# start of RECORD EXCERPTS
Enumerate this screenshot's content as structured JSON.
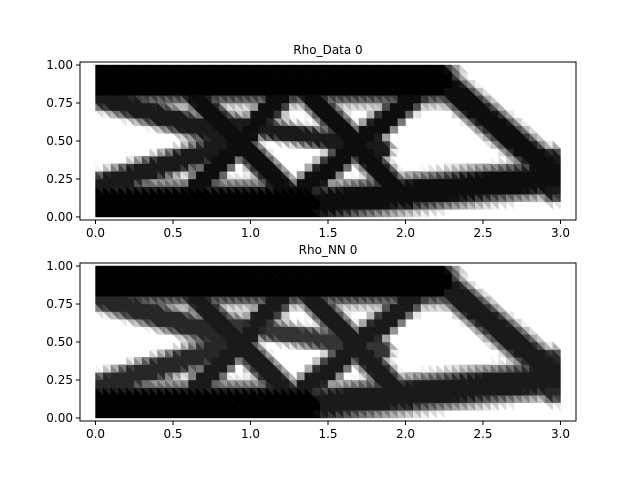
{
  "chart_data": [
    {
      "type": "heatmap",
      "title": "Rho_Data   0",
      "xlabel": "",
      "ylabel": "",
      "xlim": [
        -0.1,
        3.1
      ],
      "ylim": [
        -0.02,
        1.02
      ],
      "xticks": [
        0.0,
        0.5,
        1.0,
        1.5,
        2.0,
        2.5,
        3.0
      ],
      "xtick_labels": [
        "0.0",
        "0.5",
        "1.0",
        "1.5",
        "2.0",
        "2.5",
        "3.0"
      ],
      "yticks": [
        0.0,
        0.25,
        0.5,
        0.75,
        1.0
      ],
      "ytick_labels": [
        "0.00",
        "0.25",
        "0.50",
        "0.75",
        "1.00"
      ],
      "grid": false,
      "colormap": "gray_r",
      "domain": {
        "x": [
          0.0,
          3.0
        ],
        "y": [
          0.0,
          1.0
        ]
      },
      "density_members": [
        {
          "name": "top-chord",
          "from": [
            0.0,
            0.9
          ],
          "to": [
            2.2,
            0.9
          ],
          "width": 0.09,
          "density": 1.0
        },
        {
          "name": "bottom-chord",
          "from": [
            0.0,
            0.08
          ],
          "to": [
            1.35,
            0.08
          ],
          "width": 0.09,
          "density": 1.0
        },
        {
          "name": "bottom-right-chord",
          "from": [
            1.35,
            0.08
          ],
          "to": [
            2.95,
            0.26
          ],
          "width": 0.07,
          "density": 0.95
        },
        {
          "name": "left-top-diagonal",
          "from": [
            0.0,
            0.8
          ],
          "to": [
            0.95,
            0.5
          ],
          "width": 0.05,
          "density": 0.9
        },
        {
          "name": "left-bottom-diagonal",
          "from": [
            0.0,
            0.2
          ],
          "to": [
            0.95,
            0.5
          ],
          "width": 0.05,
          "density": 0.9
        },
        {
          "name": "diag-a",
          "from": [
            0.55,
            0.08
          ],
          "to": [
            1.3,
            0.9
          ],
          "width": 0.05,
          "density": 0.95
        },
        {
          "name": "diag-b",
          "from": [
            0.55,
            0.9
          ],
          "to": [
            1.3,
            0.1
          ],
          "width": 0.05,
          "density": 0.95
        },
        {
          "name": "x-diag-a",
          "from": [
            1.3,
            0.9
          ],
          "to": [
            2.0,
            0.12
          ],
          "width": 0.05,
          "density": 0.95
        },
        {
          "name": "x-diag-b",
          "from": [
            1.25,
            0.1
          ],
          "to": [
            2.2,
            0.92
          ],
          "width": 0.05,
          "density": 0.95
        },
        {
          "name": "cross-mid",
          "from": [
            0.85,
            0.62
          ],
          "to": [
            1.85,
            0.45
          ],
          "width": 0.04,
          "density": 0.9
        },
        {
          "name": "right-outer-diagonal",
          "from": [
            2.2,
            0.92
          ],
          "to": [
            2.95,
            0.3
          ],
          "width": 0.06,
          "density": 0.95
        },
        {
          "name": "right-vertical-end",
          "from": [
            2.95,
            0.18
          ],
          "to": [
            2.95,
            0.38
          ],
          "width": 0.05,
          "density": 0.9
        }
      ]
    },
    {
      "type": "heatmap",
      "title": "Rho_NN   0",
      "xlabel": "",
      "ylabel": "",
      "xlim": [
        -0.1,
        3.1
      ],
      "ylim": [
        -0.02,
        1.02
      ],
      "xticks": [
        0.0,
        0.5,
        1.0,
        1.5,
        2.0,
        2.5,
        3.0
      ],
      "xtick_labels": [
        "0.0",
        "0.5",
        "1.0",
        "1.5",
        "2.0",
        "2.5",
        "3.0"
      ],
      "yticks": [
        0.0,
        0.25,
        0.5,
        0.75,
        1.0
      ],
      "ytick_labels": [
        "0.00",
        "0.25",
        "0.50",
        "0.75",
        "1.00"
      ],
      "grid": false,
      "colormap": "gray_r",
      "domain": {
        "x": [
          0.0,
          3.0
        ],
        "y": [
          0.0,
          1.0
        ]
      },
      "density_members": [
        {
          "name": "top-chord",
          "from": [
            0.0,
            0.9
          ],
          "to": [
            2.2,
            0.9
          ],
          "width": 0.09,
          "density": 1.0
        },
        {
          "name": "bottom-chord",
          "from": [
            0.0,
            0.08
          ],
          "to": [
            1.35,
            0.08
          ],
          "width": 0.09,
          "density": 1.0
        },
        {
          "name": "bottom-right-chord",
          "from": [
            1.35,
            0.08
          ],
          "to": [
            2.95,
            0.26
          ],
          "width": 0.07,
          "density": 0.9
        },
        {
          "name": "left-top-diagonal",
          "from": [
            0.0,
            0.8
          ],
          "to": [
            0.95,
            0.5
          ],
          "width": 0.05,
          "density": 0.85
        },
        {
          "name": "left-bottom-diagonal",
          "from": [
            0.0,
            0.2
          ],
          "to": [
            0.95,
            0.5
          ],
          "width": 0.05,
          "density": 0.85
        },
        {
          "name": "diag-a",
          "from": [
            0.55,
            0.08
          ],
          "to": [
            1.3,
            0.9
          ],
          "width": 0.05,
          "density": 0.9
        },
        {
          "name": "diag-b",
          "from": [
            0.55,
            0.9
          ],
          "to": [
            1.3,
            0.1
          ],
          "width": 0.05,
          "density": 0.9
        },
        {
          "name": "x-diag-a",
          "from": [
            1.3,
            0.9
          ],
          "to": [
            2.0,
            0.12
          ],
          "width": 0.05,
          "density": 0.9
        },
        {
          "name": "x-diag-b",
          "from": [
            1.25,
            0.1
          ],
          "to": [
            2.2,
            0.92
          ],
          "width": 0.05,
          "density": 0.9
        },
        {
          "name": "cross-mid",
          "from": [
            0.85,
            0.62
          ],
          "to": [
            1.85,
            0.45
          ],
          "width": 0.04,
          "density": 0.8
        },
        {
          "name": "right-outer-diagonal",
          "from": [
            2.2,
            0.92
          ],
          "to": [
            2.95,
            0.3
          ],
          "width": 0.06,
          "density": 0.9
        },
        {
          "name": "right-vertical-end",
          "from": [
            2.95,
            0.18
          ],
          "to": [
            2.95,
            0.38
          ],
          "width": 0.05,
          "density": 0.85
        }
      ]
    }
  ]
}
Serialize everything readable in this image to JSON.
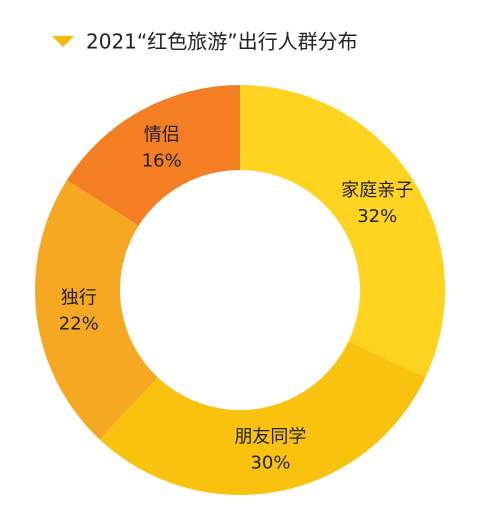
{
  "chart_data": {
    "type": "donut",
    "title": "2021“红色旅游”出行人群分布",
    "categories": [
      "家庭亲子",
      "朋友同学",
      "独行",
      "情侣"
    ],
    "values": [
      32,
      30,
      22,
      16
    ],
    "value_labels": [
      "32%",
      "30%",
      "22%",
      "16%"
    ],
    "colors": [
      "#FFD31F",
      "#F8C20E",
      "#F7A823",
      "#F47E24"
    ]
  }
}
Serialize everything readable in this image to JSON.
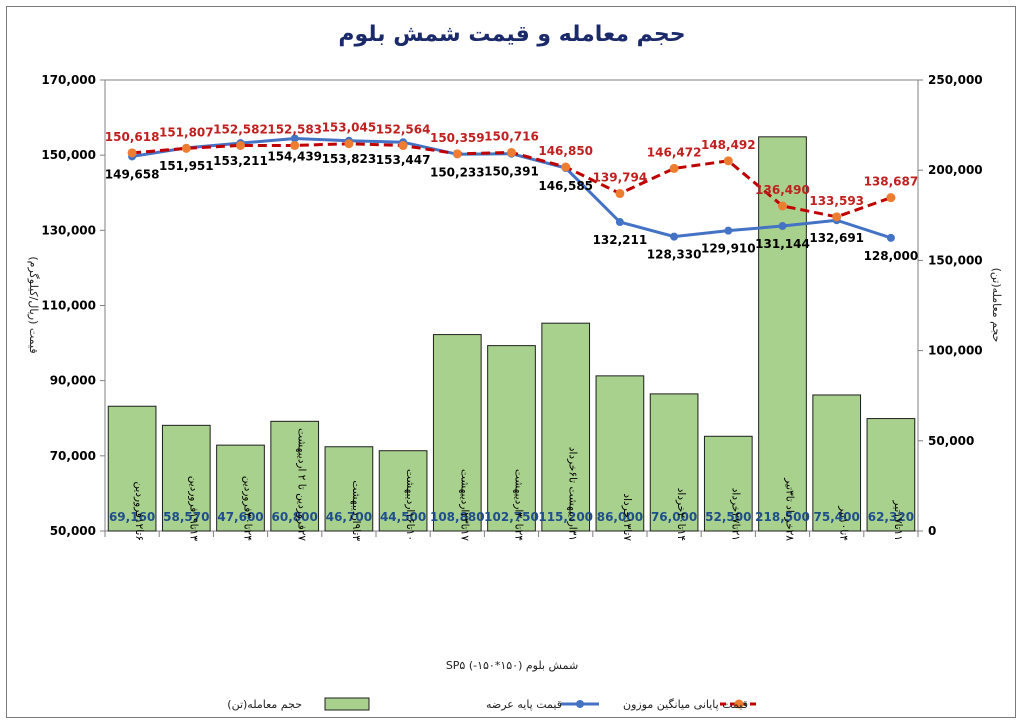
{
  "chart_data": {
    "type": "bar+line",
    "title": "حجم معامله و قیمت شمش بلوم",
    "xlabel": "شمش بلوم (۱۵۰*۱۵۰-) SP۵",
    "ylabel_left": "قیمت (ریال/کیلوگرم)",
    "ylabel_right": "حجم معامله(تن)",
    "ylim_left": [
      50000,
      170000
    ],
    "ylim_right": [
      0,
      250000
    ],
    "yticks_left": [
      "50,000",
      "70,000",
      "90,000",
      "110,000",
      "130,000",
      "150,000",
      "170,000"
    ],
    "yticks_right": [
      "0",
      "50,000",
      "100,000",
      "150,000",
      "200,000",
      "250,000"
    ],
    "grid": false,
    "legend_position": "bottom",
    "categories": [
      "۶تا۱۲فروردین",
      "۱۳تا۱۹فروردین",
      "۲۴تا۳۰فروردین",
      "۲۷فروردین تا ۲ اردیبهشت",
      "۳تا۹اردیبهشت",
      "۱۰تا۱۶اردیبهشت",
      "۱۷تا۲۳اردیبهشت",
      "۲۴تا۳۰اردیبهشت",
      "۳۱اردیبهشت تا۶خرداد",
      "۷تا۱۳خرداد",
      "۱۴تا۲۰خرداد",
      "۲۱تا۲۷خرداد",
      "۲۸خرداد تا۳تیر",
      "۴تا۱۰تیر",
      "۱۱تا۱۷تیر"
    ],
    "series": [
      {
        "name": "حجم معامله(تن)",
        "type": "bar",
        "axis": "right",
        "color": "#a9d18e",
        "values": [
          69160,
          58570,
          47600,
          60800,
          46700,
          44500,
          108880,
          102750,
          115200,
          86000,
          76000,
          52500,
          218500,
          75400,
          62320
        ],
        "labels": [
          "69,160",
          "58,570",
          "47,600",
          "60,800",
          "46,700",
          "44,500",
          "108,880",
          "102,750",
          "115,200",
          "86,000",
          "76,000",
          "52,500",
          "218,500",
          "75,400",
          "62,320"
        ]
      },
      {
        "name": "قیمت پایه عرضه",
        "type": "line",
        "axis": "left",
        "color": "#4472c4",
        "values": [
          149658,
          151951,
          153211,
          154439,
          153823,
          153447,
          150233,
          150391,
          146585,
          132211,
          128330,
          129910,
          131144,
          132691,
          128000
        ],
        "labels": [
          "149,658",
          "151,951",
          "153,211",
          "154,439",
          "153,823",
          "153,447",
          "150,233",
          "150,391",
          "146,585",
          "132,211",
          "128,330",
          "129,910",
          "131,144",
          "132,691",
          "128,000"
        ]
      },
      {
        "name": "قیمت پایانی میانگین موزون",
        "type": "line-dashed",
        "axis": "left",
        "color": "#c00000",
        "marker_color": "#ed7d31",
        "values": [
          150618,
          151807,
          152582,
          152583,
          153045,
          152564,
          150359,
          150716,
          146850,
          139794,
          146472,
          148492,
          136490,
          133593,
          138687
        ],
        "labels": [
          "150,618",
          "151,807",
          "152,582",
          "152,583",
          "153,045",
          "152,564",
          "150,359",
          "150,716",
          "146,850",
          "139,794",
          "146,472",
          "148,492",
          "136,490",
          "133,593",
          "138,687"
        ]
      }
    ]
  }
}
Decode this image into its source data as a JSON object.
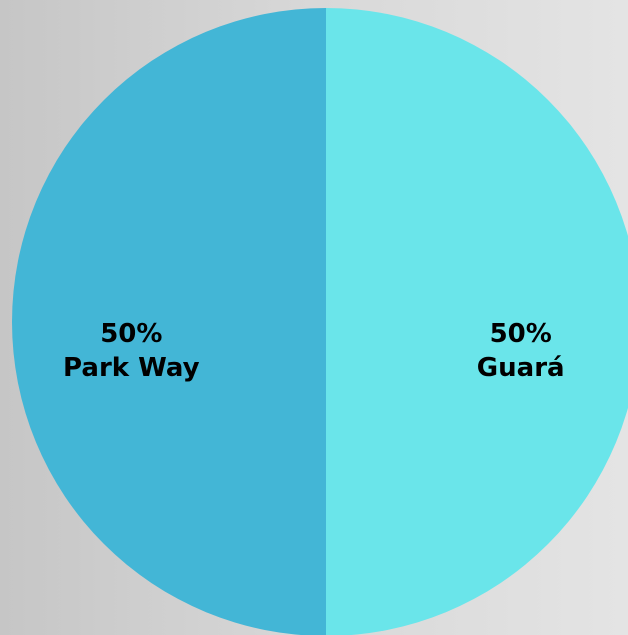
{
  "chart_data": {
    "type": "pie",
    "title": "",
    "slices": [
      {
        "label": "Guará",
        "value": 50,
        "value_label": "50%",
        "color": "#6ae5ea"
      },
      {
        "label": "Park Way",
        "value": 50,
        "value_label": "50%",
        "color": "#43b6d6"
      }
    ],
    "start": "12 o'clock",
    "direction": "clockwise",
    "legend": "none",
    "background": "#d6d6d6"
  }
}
# end of RECORD EXCERPTS
◆ AIM OF THE TASK:
Work out how many lines in the records above hold the string "type", then give only that count.

◆ SOLUTION FOR THIS EXERCISE:
8